(Consignes)
(1) Dans le texte sur la caravane de l'azalaï, combien de temps de marche faut-il pour extraire le sel du désert ?
(2) Continuez le texte sur la caravane de l'azalaï à la suite de sa dernière phrase.

(Extrait)
=-=-=

A l'heure où le sel comme le voyage sont à la portée de toutes nos bourses d'occidentaux, la caravane de l'azalaï apparaît comme un acte sublime et dérisoire : deux mois de marche pour extirper le sel des entrailles stériles du désert! Pour les Touareg, c'est un rêve et un défi. Ceux qui le relèvent dépassent loin leurs propres limites. Ils adoptent le rythme lent, opiniâtre et intense d'une vie aux lendemains improbables, vécue en profondeur et en relation intime avec le monde. Les enjeux : rapporter ce que la difficulté du voyage va peu à peu transformer en or blanc.
La caravane apporte les nouvelles et les richesses des pays qu'elle traverse. C'est un trait d'union entre les civilisations, le fil conducteur d'une histoire du monde dont elle brasse les idées pour sans cesse en recomposer le sens. La caravane passe lentement, mais sa lenteur l'enrichit et laisse dans son sillage un parfum d'aventure et le rêve du voyage.
La caravane, c'est le nomadisme. Non pas l'errance mais la connaissance précise d'un vaste territoire, de tout ce qui l'habite et de ses cycles naturels. C'est une culture de l'essentiel, de la mobilité et de la solidarité. C'est aussi un état d'esprit et un mode de vie dont les Voyageurs-Reporters partagent fondamentalement les valeurs.

=-=-=

(Données fournies)
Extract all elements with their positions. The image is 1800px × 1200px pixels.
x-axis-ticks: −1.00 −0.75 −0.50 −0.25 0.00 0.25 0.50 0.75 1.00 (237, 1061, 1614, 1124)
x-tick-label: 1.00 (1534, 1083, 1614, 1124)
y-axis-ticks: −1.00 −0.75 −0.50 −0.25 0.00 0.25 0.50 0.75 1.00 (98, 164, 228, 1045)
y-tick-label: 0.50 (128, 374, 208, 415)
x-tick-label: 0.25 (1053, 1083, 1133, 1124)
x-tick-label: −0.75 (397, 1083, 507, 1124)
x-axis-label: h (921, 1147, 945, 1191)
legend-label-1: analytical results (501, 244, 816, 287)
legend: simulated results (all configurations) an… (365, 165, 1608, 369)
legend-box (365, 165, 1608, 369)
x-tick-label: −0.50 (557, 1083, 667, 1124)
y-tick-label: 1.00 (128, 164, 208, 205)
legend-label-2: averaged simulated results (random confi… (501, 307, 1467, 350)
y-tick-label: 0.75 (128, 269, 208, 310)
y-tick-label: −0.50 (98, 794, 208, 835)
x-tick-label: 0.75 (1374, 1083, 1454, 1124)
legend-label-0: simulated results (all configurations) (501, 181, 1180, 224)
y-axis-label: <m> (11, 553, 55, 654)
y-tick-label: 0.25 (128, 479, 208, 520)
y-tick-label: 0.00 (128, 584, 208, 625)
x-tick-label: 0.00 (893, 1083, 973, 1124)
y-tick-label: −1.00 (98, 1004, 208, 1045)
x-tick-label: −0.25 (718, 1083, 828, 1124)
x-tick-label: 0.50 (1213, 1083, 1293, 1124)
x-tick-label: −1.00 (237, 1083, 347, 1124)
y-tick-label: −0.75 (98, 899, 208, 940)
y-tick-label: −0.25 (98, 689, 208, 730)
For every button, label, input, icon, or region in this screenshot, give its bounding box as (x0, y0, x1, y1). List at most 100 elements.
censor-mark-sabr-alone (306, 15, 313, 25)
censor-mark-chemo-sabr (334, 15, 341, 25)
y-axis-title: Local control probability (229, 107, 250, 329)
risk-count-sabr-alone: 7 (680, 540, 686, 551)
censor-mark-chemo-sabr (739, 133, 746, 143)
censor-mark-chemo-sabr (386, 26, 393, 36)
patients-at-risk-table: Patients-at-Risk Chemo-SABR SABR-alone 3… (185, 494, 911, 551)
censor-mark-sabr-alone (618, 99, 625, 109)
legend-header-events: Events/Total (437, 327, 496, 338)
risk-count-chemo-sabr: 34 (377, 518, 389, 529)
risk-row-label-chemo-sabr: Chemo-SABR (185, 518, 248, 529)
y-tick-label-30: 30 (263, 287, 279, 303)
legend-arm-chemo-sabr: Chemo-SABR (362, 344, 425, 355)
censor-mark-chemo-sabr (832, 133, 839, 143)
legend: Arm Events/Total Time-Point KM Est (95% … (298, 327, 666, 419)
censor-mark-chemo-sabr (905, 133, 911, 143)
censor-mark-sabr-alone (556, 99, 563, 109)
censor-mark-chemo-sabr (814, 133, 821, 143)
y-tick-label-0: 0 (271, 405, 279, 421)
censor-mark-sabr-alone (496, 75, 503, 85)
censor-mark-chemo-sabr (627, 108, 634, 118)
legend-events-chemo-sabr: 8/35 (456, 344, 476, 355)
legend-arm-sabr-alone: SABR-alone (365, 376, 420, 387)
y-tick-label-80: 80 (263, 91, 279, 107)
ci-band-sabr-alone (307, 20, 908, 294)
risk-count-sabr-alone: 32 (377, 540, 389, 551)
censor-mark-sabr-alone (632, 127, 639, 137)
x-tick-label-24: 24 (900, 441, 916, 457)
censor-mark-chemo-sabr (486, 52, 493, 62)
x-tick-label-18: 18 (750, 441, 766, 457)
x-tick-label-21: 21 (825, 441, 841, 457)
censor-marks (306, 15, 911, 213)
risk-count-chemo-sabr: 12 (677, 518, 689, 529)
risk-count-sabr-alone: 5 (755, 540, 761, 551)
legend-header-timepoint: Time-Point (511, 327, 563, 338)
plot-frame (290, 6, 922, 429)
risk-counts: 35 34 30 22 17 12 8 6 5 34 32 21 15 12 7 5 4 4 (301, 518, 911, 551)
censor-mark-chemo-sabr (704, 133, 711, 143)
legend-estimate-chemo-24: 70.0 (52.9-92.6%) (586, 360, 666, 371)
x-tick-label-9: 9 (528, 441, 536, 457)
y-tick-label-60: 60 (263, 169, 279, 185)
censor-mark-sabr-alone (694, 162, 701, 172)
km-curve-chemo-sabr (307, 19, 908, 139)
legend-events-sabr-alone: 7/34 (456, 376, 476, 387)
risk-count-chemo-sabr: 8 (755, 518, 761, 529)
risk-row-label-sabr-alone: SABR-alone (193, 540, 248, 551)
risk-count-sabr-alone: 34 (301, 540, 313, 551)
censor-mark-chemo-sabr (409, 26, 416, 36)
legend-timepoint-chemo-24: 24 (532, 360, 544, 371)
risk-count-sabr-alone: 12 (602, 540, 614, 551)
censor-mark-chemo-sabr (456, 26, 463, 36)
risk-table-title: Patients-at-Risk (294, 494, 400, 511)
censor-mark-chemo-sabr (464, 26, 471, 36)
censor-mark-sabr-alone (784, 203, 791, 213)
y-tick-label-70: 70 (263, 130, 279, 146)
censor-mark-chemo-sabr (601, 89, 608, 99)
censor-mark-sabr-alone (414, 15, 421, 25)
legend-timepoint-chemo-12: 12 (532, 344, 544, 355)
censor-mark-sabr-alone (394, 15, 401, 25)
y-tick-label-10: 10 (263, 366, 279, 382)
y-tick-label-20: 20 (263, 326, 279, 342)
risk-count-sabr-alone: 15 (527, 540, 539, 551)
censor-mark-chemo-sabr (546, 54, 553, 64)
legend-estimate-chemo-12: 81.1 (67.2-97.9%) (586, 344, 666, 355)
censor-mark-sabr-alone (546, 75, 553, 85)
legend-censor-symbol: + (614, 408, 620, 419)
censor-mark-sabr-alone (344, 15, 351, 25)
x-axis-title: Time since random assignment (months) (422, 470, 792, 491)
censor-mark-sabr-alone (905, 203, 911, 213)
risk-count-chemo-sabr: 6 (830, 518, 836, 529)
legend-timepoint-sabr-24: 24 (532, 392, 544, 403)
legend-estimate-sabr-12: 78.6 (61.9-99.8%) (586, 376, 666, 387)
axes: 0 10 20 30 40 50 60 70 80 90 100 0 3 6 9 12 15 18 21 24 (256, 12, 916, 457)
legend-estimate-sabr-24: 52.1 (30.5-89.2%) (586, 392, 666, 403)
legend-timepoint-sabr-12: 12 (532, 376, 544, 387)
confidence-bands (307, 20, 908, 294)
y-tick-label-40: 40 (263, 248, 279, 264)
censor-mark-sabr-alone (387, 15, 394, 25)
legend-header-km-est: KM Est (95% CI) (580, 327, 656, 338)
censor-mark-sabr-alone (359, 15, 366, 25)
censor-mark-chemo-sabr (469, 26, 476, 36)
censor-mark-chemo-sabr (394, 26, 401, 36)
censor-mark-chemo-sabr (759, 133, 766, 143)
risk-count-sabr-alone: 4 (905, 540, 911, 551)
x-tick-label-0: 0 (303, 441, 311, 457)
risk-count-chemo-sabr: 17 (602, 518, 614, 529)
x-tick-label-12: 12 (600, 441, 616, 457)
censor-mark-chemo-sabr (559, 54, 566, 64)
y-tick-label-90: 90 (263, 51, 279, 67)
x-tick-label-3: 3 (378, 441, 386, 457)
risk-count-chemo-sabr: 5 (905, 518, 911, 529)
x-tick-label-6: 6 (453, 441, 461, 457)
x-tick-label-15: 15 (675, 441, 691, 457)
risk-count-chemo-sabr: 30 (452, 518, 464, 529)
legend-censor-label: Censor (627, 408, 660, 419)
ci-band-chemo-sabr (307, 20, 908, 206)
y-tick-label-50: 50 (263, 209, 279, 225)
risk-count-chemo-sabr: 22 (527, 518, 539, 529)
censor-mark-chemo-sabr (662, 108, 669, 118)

=-=-=

(Réponses rédigées)
(1) Deux mois de marche.

(2)
Parce qu'en une semaine ou en un mois, il n'est guère possible de connaître et de rendre compte d'un mode de vie, l'association L'AZALAI encourage les séjours de longue durée, l'immersion de l'individu dans les cultures qui d'ici nous paraissent lointaines, les allers-retours, les retrouvailles et le développement des amitiés sur le long terme.
Parce que l'échange est fondamental pour la dynamique et la pérennité des relations, L'AZALAI favorise la reconnaissance et la diffusion de l'expression culturelle des populations rencontrées pour qu'elles trouvent, elles aussi, un bénéfice dans le fait d'avoir été visitées.